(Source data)
----------
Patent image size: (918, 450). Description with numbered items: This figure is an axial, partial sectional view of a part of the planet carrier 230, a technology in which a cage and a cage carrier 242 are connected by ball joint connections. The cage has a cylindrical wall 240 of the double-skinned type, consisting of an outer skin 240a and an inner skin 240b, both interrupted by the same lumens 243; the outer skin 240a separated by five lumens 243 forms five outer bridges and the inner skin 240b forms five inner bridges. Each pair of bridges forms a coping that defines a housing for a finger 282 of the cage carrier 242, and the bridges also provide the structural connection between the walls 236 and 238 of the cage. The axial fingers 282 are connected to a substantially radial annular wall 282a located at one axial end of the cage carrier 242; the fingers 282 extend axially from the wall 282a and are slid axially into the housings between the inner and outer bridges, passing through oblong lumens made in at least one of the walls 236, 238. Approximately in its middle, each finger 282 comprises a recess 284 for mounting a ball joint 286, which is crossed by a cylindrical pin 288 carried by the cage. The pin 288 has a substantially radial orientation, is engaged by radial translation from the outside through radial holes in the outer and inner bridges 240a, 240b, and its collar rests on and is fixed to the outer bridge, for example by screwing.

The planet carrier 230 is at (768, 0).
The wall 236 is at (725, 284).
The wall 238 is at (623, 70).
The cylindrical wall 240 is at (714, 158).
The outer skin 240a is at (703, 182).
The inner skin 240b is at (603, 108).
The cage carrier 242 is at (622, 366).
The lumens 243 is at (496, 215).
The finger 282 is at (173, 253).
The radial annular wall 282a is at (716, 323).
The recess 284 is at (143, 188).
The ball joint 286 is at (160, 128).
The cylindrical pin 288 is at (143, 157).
----------
Return every line of the source data above verbatim, without any changes.

Patent image size: (918, 450). Description with numbered items: This figure is an axial, partial sectional view of a part of the planet carrier 230, a technology in which a cage and a cage carrier 242 are connected by ball joint connections. The cage has a cylindrical wall 240 of the double-skinned type, consisting of an outer skin 240a and an inner skin 240b, both interrupted by the same lumens 243; the outer skin 240a separated by five lumens 243 forms five outer bridges and the inner skin 240b forms five inner bridges. Each pair of bridges forms a coping that defines a housing for a finger 282 of the cage carrier 242, and the bridges also provide the structural connection between the walls 236 and 238 of the cage. The axial fingers 282 are connected to a substantially radial annular wall 282a located at one axial end of the cage carrier 242; the fingers 282 extend axially from the wall 282a and are slid axially into the housings between the inner and outer bridges, passing through oblong lumens made in at least one of the walls 236, 238. Approximately in its middle, each finger 282 comprises a recess 284 for mounting a ball joint 286, which is crossed by a cylindrical pin 288 carried by the cage. The pin 288 has a substantially radial orientation, is engaged by radial translation from the outside through radial holes in the outer and inner bridges 240a, 240b, and its collar rests on and is fixed to the outer bridge, for example by screwing.

The planet carrier 230 is at (768, 0).
The wall 236 is at (725, 284).
The wall 238 is at (623, 70).
The cylindrical wall 240 is at (714, 158).
The outer skin 240a is at (703, 182).
The inner skin 240b is at (603, 108).
The cage carrier 242 is at (622, 366).
The lumens 243 is at (496, 215).
The finger 282 is at (173, 253).
The radial annular wall 282a is at (716, 323).
The recess 284 is at (143, 188).
The ball joint 286 is at (160, 128).
The cylindrical pin 288 is at (143, 157).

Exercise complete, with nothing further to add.